■ SHORT EXERCISE
Set down the material below in full, matching it exactly.

■ AVAILABLE DATA
━━━━━━━━━━━━━━━━━━━━
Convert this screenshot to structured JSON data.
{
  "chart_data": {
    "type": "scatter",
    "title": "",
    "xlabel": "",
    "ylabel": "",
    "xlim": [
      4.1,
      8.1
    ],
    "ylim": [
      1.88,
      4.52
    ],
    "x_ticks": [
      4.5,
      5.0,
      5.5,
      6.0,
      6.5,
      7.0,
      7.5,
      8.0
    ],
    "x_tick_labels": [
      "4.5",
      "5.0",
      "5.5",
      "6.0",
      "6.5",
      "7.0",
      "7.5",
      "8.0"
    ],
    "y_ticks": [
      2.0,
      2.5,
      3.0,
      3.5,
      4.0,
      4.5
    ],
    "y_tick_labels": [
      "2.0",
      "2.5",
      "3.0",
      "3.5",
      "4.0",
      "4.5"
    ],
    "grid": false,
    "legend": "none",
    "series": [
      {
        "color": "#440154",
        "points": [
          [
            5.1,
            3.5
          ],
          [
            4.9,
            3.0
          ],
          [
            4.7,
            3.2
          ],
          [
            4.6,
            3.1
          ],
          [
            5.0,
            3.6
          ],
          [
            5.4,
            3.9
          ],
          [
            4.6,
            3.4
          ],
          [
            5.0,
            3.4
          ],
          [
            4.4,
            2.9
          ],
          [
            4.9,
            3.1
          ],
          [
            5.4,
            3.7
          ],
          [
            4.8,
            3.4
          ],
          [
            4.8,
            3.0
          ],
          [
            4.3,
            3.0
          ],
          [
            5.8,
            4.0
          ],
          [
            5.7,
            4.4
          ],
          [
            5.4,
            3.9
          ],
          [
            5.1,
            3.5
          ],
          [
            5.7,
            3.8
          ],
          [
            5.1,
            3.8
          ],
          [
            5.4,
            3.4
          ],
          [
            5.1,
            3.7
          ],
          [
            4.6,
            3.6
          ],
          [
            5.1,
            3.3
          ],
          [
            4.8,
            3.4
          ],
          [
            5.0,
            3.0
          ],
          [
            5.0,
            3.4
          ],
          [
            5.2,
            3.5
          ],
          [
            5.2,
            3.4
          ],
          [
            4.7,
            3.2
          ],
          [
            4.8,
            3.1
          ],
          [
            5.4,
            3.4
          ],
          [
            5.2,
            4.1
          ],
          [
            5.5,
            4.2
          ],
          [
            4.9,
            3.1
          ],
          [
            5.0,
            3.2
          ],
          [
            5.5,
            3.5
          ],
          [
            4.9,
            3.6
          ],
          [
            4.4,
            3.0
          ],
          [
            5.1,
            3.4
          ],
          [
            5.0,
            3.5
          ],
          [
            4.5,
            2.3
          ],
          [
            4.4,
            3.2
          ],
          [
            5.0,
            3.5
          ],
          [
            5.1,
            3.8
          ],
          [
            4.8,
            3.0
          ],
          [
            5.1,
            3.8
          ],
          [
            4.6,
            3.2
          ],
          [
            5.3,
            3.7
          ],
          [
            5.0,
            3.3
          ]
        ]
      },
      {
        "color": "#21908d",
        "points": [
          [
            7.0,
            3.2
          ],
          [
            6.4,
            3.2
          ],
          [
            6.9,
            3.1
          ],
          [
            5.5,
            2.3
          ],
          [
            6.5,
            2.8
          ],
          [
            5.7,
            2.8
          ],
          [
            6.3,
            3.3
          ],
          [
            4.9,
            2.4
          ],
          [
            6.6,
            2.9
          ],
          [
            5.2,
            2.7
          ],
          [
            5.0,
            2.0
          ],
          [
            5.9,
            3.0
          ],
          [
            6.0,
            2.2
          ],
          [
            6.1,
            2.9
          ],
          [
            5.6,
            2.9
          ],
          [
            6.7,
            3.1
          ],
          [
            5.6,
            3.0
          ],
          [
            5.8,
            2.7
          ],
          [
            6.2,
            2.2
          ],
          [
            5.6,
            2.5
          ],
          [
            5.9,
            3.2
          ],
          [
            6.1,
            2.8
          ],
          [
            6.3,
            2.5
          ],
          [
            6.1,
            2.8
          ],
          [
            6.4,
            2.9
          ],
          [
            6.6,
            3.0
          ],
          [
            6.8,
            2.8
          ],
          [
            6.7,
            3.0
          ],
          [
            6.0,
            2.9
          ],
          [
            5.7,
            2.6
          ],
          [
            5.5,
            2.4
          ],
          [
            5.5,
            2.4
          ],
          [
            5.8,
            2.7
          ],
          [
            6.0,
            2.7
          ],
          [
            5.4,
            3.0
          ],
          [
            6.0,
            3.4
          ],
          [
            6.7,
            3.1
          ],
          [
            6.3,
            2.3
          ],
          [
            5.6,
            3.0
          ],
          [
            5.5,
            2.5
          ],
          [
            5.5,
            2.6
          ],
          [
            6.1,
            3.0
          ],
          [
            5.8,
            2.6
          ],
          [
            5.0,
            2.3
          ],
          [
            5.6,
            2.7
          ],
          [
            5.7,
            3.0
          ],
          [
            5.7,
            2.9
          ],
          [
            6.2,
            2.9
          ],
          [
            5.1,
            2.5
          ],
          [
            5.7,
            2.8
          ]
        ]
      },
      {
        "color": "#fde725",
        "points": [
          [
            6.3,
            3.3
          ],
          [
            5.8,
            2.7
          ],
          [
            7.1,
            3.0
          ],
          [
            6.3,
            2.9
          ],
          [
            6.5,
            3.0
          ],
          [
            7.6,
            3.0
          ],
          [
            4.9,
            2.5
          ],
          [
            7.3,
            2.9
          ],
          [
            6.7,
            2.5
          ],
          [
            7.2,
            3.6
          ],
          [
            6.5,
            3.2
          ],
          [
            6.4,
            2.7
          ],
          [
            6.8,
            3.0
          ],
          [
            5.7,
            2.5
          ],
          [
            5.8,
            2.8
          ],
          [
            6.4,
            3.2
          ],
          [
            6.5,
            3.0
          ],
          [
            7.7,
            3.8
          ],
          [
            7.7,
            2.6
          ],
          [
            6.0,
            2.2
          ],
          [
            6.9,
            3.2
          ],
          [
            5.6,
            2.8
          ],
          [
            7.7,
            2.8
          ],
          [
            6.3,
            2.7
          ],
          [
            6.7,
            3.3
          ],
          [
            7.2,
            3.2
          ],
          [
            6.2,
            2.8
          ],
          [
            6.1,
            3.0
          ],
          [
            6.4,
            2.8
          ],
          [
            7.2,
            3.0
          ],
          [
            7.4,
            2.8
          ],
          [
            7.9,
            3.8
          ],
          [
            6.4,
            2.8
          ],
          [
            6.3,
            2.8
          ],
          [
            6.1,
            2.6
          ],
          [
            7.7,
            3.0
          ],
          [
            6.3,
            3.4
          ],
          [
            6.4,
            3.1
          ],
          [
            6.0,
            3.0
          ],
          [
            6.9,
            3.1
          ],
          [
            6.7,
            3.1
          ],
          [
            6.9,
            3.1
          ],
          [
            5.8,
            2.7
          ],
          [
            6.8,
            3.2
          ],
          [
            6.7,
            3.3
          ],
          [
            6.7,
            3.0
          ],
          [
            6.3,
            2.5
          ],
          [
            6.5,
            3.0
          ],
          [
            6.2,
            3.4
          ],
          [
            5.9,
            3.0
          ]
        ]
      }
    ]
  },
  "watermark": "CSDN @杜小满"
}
━━━━━━━━━━━━━━━━━━━━
■ THE OUTPUT
Convert this screenshot to structured JSON data.
{
  "chart_data": {
    "type": "scatter",
    "title": "",
    "xlabel": "",
    "ylabel": "",
    "xlim": [
      4.1,
      8.1
    ],
    "ylim": [
      1.88,
      4.52
    ],
    "x_ticks": [
      4.5,
      5.0,
      5.5,
      6.0,
      6.5,
      7.0,
      7.5,
      8.0
    ],
    "x_tick_labels": [
      "4.5",
      "5.0",
      "5.5",
      "6.0",
      "6.5",
      "7.0",
      "7.5",
      "8.0"
    ],
    "y_ticks": [
      2.0,
      2.5,
      3.0,
      3.5,
      4.0,
      4.5
    ],
    "y_tick_labels": [
      "2.0",
      "2.5",
      "3.0",
      "3.5",
      "4.0",
      "4.5"
    ],
    "grid": false,
    "legend": "none",
    "series": [
      {
        "color": "#440154",
        "points": [
          [
            5.1,
            3.5
          ],
          [
            4.9,
            3.0
          ],
          [
            4.7,
            3.2
          ],
          [
            4.6,
            3.1
          ],
          [
            5.0,
            3.6
          ],
          [
            5.4,
            3.9
          ],
          [
            4.6,
            3.4
          ],
          [
            5.0,
            3.4
          ],
          [
            4.4,
            2.9
          ],
          [
            4.9,
            3.1
          ],
          [
            5.4,
            3.7
          ],
          [
            4.8,
            3.4
          ],
          [
            4.8,
            3.0
          ],
          [
            4.3,
            3.0
          ],
          [
            5.8,
            4.0
          ],
          [
            5.7,
            4.4
          ],
          [
            5.4,
            3.9
          ],
          [
            5.1,
            3.5
          ],
          [
            5.7,
            3.8
          ],
          [
            5.1,
            3.8
          ],
          [
            5.4,
            3.4
          ],
          [
            5.1,
            3.7
          ],
          [
            4.6,
            3.6
          ],
          [
            5.1,
            3.3
          ],
          [
            4.8,
            3.4
          ],
          [
            5.0,
            3.0
          ],
          [
            5.0,
            3.4
          ],
          [
            5.2,
            3.5
          ],
          [
            5.2,
            3.4
          ],
          [
            4.7,
            3.2
          ],
          [
            4.8,
            3.1
          ],
          [
            5.4,
            3.4
          ],
          [
            5.2,
            4.1
          ],
          [
            5.5,
            4.2
          ],
          [
            4.9,
            3.1
          ],
          [
            5.0,
            3.2
          ],
          [
            5.5,
            3.5
          ],
          [
            4.9,
            3.6
          ],
          [
            4.4,
            3.0
          ],
          [
            5.1,
            3.4
          ],
          [
            5.0,
            3.5
          ],
          [
            4.5,
            2.3
          ],
          [
            4.4,
            3.2
          ],
          [
            5.0,
            3.5
          ],
          [
            5.1,
            3.8
          ],
          [
            4.8,
            3.0
          ],
          [
            5.1,
            3.8
          ],
          [
            4.6,
            3.2
          ],
          [
            5.3,
            3.7
          ],
          [
            5.0,
            3.3
          ]
        ]
      },
      {
        "color": "#21908d",
        "points": [
          [
            7.0,
            3.2
          ],
          [
            6.4,
            3.2
          ],
          [
            6.9,
            3.1
          ],
          [
            5.5,
            2.3
          ],
          [
            6.5,
            2.8
          ],
          [
            5.7,
            2.8
          ],
          [
            6.3,
            3.3
          ],
          [
            4.9,
            2.4
          ],
          [
            6.6,
            2.9
          ],
          [
            5.2,
            2.7
          ],
          [
            5.0,
            2.0
          ],
          [
            5.9,
            3.0
          ],
          [
            6.0,
            2.2
          ],
          [
            6.1,
            2.9
          ],
          [
            5.6,
            2.9
          ],
          [
            6.7,
            3.1
          ],
          [
            5.6,
            3.0
          ],
          [
            5.8,
            2.7
          ],
          [
            6.2,
            2.2
          ],
          [
            5.6,
            2.5
          ],
          [
            5.9,
            3.2
          ],
          [
            6.1,
            2.8
          ],
          [
            6.3,
            2.5
          ],
          [
            6.1,
            2.8
          ],
          [
            6.4,
            2.9
          ],
          [
            6.6,
            3.0
          ],
          [
            6.8,
            2.8
          ],
          [
            6.7,
            3.0
          ],
          [
            6.0,
            2.9
          ],
          [
            5.7,
            2.6
          ],
          [
            5.5,
            2.4
          ],
          [
            5.5,
            2.4
          ],
          [
            5.8,
            2.7
          ],
          [
            6.0,
            2.7
          ],
          [
            5.4,
            3.0
          ],
          [
            6.0,
            3.4
          ],
          [
            6.7,
            3.1
          ],
          [
            6.3,
            2.3
          ],
          [
            5.6,
            3.0
          ],
          [
            5.5,
            2.5
          ],
          [
            5.5,
            2.6
          ],
          [
            6.1,
            3.0
          ],
          [
            5.8,
            2.6
          ],
          [
            5.0,
            2.3
          ],
          [
            5.6,
            2.7
          ],
          [
            5.7,
            3.0
          ],
          [
            5.7,
            2.9
          ],
          [
            6.2,
            2.9
          ],
          [
            5.1,
            2.5
          ],
          [
            5.7,
            2.8
          ]
        ]
      },
      {
        "color": "#fde725",
        "points": [
          [
            6.3,
            3.3
          ],
          [
            5.8,
            2.7
          ],
          [
            7.1,
            3.0
          ],
          [
            6.3,
            2.9
          ],
          [
            6.5,
            3.0
          ],
          [
            7.6,
            3.0
          ],
          [
            4.9,
            2.5
          ],
          [
            7.3,
            2.9
          ],
          [
            6.7,
            2.5
          ],
          [
            7.2,
            3.6
          ],
          [
            6.5,
            3.2
          ],
          [
            6.4,
            2.7
          ],
          [
            6.8,
            3.0
          ],
          [
            5.7,
            2.5
          ],
          [
            5.8,
            2.8
          ],
          [
            6.4,
            3.2
          ],
          [
            6.5,
            3.0
          ],
          [
            7.7,
            3.8
          ],
          [
            7.7,
            2.6
          ],
          [
            6.0,
            2.2
          ],
          [
            6.9,
            3.2
          ],
          [
            5.6,
            2.8
          ],
          [
            7.7,
            2.8
          ],
          [
            6.3,
            2.7
          ],
          [
            6.7,
            3.3
          ],
          [
            7.2,
            3.2
          ],
          [
            6.2,
            2.8
          ],
          [
            6.1,
            3.0
          ],
          [
            6.4,
            2.8
          ],
          [
            7.2,
            3.0
          ],
          [
            7.4,
            2.8
          ],
          [
            7.9,
            3.8
          ],
          [
            6.4,
            2.8
          ],
          [
            6.3,
            2.8
          ],
          [
            6.1,
            2.6
          ],
          [
            7.7,
            3.0
          ],
          [
            6.3,
            3.4
          ],
          [
            6.4,
            3.1
          ],
          [
            6.0,
            3.0
          ],
          [
            6.9,
            3.1
          ],
          [
            6.7,
            3.1
          ],
          [
            6.9,
            3.1
          ],
          [
            5.8,
            2.7
          ],
          [
            6.8,
            3.2
          ],
          [
            6.7,
            3.3
          ],
          [
            6.7,
            3.0
          ],
          [
            6.3,
            2.5
          ],
          [
            6.5,
            3.0
          ],
          [
            6.2,
            3.4
          ],
          [
            5.9,
            3.0
          ]
        ]
      }
    ]
  },
  "watermark": "CSDN @杜小满"
}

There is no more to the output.